STATED EXERCISE. Without the pictures, set down the records below word for word.

--- start ---

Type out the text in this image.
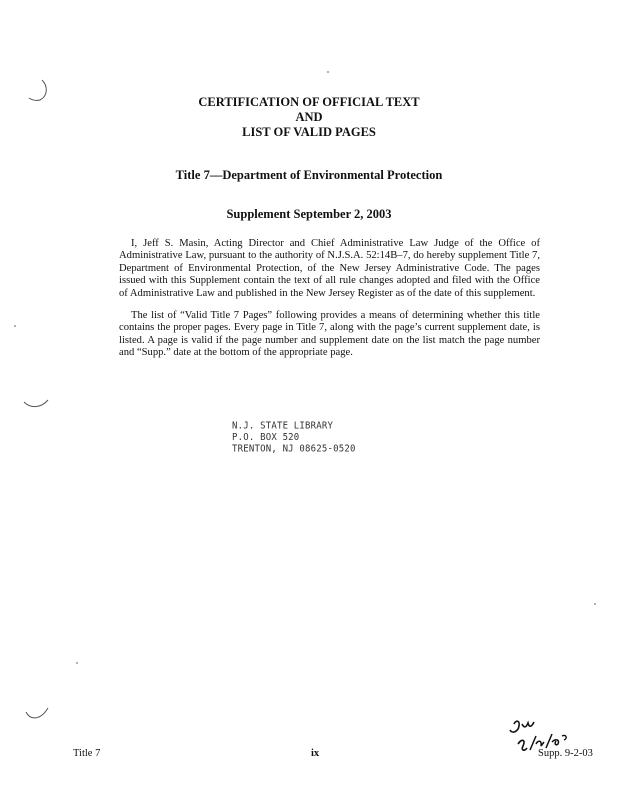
CERTIFICATION OF OFFICIAL TEXT
AND
LIST OF VALID PAGES
Title 7—Department of Environmental Protection
Supplement September 2, 2003
I, Jeff S. Masin, Acting Director and Chief Administrative Law Judge of the Office of Administrative Law, pursuant to the authority of N.J.S.A. 52:14B–7, do hereby supplement Title 7, Department of Environmental Protection, of the New Jersey Administrative Code. The pages issued with this Supplement contain the text of all rule changes adopted and filed with the Office of Administrative Law and published in the New Jersey Register as of the date of this supplement.
The list of “Valid Title 7 Pages” following provides a means of determining whether this title contains the proper pages. Every page in Title 7, along with the page’s current supplement date, is listed. A page is valid if the page number and supplement date on the list match the page number and “Supp.” date at the bottom of the appropriate page.
N.J. STATE LIBRARY
P.O. BOX 520
TRENTON, NJ 08625-0520
Title 7	ix	Supp. 9-2-03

--- end ---

WRITTEN REPLY.
Type out the text in this image.
CERTIFICATION OF OFFICIAL TEXT
AND
LIST OF VALID PAGES
Title 7—Department of Environmental Protection
Supplement September 2, 2003
I, Jeff S. Masin, Acting Director and Chief Administrative Law Judge of the Office of Administrative Law, pursuant to the authority of N.J.S.A. 52:14B–7, do hereby supplement Title 7, Department of Environmental Protection, of the New Jersey Administrative Code. The pages issued with this Supplement contain the text of all rule changes adopted and filed with the Office of Administrative Law and published in the New Jersey Register as of the date of this supplement.
The list of “Valid Title 7 Pages” following provides a means of determining whether this title contains the proper pages. Every page in Title 7, along with the page’s current supplement date, is listed. A page is valid if the page number and supplement date on the list match the page number and “Supp.” date at the bottom of the appropriate page.
N.J. STATE LIBRARY
P.O. BOX 520
TRENTON, NJ 08625-0520
Title 7	ix	Supp. 9-2-03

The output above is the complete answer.